* _LIST OF TASKS_:
1: List every method that the WorkflowContext interface declares in the CDAP workflow text.
2: From the CDAP workflow text, return the passage from "Core application programming" to "and state management.", copied word for word.

* _GIVEN PASSAGE_:
Segment Open

Core application programming interface for the Cask Data Application Platform enabling development of scalable data processing applications on Hadoop ecosystems.
—
Workflow programs in CDAP provide orchestration capabilities for coordinating the execution of multiple programs with support for conditional logic, parallel execution, and state management.
public interface Workflow extends ProgramLifecycle<WorkflowContext> {
void configure(WorkflowConfigurer configurer);
}public abstract class AbstractWorkflow implements Workflow {
public abstract void configure(WorkflowConfigurer configurer);
@Override
public void initialize(WorkflowContext context) throws Exception {
// Optional initialization
}
@Override
public void destroy() {
// Optional cleanup
}
}public interface WorkflowConfigurer extends ProgramConfigurer, DatasetConfigurer, PluginConfigurer {
void addMapReduce(String name);
void addSpark(String name);
void addAction(CustomAction action);
void fork();
void also();
void join();
void condition(Condition condition);
void otherwise();
void end();
}public interface WorkflowContext extends RuntimeContext, DatasetContext {
WorkflowToken getWorkflowToken();
Map<String, String> getRuntimeArguments();
WorkflowNodeState getNodeState(String nodeName);
Map<String, WorkflowNodeState> getNodeStates();
}public interface WorkflowToken {
void put(String key, Value value);
void put(String key, String value);
void put(String key, int value);
void put(String key, long value);
void put(String key, double value);
void put(String key, boolean value);
Value get(String key);
Value get(String key, String nodeName);
Value get(String key, WorkflowNodeScope scope);
Map<String, Value> getAll();
Map<String, Value> getAll(WorkflowNodeScope scope);
void putAll(Map<String, String> values);
}public interface Condition extends ProgramLifecycle<WorkflowContext> {
void configure(ConditionConfigurer configurer);
boolean apply(WorkflowContext context) throws Exception;
}public abstract class AbstractCondition implements Condition {
public abstract void configure(ConditionConfigurer configurer);
public abstract boolean apply(WorkflowContext context) throws Exception;
@Override
public void initialize(WorkflowContext context) throws Exception {
// Optional initialization
}
@Override
public void destroy() {
// Optional cleanup
}
}public interface CustomAction extends ProgramLifecycle<CustomActionContext> {
void configure(CustomActionConfigurer configurer);
void run(CustomActionContext context) throws Exception;
}public class DataProcessingWorkflow extends AbstractWorkflow {
@Override
public void configure(WorkflowConfigurer configurer) {
configurer.setName("DataProcessingWorkflow");
configurer.setDescription("Processes daily data with validation and aggregation");
// Sequential execution
configurer.addAction(new DataValidationAction());
configurer.addMapReduce("DataCleaning");
configurer.addSpark("DataAggregation");
configurer.addAction(new NotificationAction());
}
}public class ConditionalWorkflow extends AbstractWorkflow {
@Override
public void configure(WorkflowConfigurer configurer) {
configurer.setName("ConditionalProcessing");
configurer.addAction(new DataCheckAction());
// Conditional execution based on data availability
configurer.condition(new DataAvailabilityCondition())

Segment Closed

* _Items listed in a dataset_:
Segment Open

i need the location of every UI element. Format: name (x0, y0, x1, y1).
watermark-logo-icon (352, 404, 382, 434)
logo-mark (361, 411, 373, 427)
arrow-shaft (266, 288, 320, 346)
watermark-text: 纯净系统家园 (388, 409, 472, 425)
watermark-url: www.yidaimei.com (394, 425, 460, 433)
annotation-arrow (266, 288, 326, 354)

Segment Closed

* _RESULTS FOR THE EXERCISE_:
1: getWorkflowToken, getRuntimeArguments, getNodeState, getNodeStates

2:
Core application programming interface for the Cask Data Application Platform enabling development of scalable data processing applications on Hadoop ecosystems.
—
Workflow programs in CDAP provide orchestration capabilities for coordinating the execution of multiple programs with support for conditional logic, parallel execution, and state management.